• **Challenge**:
Identify each line in the records below that contains the word "Гагарина", and copy it.

## Begin Exercise data

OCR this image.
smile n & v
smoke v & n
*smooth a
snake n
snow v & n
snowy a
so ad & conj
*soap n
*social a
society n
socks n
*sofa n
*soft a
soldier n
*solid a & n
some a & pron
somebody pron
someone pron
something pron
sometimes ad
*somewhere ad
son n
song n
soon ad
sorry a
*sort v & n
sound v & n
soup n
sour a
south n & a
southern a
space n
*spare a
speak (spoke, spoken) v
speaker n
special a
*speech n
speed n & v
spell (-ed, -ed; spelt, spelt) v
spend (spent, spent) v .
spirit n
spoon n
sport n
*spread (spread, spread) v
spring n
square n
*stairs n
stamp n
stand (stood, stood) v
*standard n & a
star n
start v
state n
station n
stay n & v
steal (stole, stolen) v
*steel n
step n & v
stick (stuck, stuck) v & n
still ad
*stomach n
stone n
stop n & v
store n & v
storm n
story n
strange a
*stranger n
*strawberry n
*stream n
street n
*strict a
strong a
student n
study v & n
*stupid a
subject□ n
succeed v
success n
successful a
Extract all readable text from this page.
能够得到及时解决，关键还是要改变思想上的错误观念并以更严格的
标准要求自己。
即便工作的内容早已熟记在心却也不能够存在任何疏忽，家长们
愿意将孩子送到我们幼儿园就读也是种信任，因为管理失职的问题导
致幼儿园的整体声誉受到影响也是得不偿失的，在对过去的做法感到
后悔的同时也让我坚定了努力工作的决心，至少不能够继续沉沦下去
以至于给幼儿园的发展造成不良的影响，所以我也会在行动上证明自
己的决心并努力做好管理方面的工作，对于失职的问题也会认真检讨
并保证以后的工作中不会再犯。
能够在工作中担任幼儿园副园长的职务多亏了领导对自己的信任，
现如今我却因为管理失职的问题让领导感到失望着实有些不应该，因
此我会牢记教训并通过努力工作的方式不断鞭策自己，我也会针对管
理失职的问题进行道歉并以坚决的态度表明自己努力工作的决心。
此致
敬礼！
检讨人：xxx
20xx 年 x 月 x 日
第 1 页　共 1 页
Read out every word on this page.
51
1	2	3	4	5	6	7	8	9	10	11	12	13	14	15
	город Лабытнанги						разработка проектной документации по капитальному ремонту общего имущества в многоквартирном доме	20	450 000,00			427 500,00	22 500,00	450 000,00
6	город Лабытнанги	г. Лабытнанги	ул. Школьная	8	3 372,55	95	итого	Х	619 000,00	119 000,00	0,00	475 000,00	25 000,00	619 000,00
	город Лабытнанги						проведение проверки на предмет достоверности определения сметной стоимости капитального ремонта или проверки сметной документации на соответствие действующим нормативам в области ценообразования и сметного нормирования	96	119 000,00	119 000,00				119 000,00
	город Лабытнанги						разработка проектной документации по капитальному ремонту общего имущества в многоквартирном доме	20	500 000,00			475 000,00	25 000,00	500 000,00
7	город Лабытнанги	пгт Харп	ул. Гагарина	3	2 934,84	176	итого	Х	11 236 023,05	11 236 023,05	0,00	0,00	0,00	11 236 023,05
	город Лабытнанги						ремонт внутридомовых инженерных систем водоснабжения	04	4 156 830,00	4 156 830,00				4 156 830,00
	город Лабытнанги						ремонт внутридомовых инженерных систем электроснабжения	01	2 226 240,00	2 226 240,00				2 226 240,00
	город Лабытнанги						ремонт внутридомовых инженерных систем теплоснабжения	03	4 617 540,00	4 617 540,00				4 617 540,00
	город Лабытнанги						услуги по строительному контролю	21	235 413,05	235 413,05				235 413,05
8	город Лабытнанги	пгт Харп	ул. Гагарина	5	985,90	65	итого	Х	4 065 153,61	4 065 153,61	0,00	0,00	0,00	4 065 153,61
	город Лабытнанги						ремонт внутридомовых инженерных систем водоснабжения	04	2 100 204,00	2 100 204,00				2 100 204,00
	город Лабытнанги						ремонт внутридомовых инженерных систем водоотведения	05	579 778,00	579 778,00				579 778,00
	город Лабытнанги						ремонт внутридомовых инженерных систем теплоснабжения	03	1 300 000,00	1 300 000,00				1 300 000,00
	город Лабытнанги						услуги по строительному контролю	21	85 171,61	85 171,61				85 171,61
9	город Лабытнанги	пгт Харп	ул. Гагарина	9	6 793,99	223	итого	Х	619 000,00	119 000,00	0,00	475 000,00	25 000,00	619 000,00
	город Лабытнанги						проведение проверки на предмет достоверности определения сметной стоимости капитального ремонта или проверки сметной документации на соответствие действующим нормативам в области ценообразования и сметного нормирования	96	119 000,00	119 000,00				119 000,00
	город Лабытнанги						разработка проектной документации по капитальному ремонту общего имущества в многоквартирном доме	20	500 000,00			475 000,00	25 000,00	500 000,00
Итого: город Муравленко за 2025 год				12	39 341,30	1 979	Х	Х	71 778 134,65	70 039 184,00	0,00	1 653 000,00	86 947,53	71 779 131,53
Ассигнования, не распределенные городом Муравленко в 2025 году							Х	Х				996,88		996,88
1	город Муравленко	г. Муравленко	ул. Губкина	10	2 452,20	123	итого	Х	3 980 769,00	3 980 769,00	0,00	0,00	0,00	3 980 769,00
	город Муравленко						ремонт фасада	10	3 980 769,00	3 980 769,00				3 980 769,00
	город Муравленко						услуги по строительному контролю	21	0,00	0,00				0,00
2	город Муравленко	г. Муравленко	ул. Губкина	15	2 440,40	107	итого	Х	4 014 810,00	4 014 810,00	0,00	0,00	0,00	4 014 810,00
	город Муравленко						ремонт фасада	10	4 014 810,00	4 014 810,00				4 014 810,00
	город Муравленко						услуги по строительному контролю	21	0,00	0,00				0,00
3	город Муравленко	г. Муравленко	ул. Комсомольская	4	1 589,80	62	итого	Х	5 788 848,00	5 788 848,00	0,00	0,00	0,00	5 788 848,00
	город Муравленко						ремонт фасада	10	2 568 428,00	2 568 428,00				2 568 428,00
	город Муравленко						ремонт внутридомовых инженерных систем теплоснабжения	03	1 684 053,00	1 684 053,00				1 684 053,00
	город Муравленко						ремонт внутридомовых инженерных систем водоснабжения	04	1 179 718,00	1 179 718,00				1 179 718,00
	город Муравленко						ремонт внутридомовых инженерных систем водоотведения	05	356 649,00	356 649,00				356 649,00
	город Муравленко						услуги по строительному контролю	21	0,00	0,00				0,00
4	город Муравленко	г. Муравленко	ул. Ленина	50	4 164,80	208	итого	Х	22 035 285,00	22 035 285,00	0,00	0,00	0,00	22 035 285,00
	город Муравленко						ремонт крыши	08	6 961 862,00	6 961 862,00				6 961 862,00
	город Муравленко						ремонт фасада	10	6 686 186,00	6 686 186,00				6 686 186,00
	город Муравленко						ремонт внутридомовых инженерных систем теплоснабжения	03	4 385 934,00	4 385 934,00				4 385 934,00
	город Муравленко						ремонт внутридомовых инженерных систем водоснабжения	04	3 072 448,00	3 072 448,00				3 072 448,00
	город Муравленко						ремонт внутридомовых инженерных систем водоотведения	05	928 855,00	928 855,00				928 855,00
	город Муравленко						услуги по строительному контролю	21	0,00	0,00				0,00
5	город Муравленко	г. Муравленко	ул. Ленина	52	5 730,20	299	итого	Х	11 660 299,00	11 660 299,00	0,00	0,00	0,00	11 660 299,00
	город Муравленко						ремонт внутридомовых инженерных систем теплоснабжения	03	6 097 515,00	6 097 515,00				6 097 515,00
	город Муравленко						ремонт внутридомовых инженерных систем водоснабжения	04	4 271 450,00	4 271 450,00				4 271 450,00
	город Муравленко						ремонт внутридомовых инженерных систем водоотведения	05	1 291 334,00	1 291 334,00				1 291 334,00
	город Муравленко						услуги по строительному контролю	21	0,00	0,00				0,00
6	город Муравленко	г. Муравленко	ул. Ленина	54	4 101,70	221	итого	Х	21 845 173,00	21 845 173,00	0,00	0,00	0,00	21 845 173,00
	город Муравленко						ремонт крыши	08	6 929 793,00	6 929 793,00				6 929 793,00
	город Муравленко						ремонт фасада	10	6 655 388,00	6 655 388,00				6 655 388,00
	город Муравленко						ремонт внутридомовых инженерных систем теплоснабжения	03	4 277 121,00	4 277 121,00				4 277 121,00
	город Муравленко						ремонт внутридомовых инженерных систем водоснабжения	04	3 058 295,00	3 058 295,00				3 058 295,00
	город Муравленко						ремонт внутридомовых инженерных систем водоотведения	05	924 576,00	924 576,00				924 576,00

## End Exercise data

• **Solved exercise**:
7	город Лабытнанги	пгт Харп	ул. Гагарина	3	2 934,84	176	итого	Х	11 236 023,05	11 236 023,05	0,00	0,00	0,00	11 236 023,05
8	город Лабытнанги	пгт Харп	ул. Гагарина	5	985,90	65	итого	Х	4 065 153,61	4 065 153,61	0,00	0,00	0,00	4 065 153,61
9	город Лабытнанги	пгт Харп	ул. Гагарина	9	6 793,99	223	итого	Х	619 000,00	119 000,00	0,00	475 000,00	25 000,00	619 000,00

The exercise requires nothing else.